_Task to carry out:_
Lines that hold the string "интерфейса" are to be counted; give only their number.

(Dataset entries)
━━━━━━━━━━

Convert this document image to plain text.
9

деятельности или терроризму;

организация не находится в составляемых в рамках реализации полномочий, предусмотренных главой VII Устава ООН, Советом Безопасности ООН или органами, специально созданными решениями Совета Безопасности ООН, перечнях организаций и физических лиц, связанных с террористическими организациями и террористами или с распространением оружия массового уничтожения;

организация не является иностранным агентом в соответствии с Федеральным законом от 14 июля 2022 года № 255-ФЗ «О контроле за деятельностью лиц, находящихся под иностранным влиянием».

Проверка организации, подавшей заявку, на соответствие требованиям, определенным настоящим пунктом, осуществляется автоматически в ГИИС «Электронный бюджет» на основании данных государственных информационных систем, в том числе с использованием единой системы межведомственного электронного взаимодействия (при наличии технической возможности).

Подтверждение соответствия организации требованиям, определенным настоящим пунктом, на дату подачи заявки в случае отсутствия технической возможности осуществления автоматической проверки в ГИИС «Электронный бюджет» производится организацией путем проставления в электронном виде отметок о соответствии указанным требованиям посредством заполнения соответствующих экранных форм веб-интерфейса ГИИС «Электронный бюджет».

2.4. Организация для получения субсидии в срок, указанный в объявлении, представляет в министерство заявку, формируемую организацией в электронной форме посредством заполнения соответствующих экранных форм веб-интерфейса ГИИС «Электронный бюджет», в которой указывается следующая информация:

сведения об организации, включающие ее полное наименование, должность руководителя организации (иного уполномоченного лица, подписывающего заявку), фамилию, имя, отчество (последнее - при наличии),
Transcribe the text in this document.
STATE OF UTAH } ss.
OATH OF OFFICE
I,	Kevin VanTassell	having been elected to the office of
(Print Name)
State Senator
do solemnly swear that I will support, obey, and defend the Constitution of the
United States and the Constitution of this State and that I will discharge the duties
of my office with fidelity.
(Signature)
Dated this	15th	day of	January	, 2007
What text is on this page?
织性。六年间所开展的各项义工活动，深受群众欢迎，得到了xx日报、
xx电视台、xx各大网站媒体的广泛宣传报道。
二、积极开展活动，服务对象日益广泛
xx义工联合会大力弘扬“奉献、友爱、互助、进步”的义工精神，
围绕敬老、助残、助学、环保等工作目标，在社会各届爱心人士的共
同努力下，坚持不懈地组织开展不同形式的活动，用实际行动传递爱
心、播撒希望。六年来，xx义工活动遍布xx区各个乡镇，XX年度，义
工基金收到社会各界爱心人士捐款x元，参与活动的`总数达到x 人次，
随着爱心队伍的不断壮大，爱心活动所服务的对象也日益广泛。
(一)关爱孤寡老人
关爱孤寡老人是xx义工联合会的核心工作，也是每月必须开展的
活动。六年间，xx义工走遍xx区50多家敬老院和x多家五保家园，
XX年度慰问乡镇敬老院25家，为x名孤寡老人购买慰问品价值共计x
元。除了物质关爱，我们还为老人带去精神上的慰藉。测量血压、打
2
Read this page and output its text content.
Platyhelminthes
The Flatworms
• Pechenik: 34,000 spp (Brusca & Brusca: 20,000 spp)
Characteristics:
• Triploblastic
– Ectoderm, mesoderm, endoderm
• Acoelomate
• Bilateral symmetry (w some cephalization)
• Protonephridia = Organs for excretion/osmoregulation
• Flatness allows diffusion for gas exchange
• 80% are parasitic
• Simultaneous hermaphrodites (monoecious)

━━━━━━━━━━

_Response for this exercise:_
2